Stored items
★ ★ ★ ★ ★

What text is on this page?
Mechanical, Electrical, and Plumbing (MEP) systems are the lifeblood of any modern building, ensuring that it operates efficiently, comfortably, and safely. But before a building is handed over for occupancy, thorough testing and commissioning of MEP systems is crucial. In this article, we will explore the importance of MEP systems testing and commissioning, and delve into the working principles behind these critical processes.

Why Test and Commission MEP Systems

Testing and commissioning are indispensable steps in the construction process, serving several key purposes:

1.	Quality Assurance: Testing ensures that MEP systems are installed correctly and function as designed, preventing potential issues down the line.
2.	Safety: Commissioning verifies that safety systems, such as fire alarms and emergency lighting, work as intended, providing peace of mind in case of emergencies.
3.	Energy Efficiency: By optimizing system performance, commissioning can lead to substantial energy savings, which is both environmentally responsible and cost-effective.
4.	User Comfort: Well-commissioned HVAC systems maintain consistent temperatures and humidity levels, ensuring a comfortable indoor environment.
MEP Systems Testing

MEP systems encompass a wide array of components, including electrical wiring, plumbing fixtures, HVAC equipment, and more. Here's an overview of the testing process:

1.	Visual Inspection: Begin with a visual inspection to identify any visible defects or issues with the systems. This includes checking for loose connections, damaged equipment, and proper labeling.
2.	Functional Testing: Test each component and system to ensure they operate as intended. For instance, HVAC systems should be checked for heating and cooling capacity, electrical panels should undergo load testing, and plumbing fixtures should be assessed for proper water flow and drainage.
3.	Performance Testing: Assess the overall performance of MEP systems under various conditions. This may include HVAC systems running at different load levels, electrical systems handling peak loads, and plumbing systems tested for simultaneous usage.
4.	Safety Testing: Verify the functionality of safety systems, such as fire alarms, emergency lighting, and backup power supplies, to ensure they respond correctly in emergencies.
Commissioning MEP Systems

★ ★ ★ ★ ★

Exercise goal:
Write all of the records out again exactly.

Worked answer:
What text is on this page?
Mechanical, Electrical, and Plumbing (MEP) systems are the lifeblood of any modern building, ensuring that it operates efficiently, comfortably, and safely. But before a building is handed over for occupancy, thorough testing and commissioning of MEP systems is crucial. In this article, we will explore the importance of MEP systems testing and commissioning, and delve into the working principles behind these critical processes.

Why Test and Commission MEP Systems

Testing and commissioning are indispensable steps in the construction process, serving several key purposes:

1.	Quality Assurance: Testing ensures that MEP systems are installed correctly and function as designed, preventing potential issues down the line.
2.	Safety: Commissioning verifies that safety systems, such as fire alarms and emergency lighting, work as intended, providing peace of mind in case of emergencies.
3.	Energy Efficiency: By optimizing system performance, commissioning can lead to substantial energy savings, which is both environmentally responsible and cost-effective.
4.	User Comfort: Well-commissioned HVAC systems maintain consistent temperatures and humidity levels, ensuring a comfortable indoor environment.
MEP Systems Testing

MEP systems encompass a wide array of components, including electrical wiring, plumbing fixtures, HVAC equipment, and more. Here's an overview of the testing process:

1.	Visual Inspection: Begin with a visual inspection to identify any visible defects or issues with the systems. This includes checking for loose connections, damaged equipment, and proper labeling.
2.	Functional Testing: Test each component and system to ensure they operate as intended. For instance, HVAC systems should be checked for heating and cooling capacity, electrical panels should undergo load testing, and plumbing fixtures should be assessed for proper water flow and drainage.
3.	Performance Testing: Assess the overall performance of MEP systems under various conditions. This may include HVAC systems running at different load levels, electrical systems handling peak loads, and plumbing systems tested for simultaneous usage.
4.	Safety Testing: Verify the functionality of safety systems, such as fire alarms, emergency lighting, and backup power supplies, to ensure they respond correctly in emergencies.
Commissioning MEP Systems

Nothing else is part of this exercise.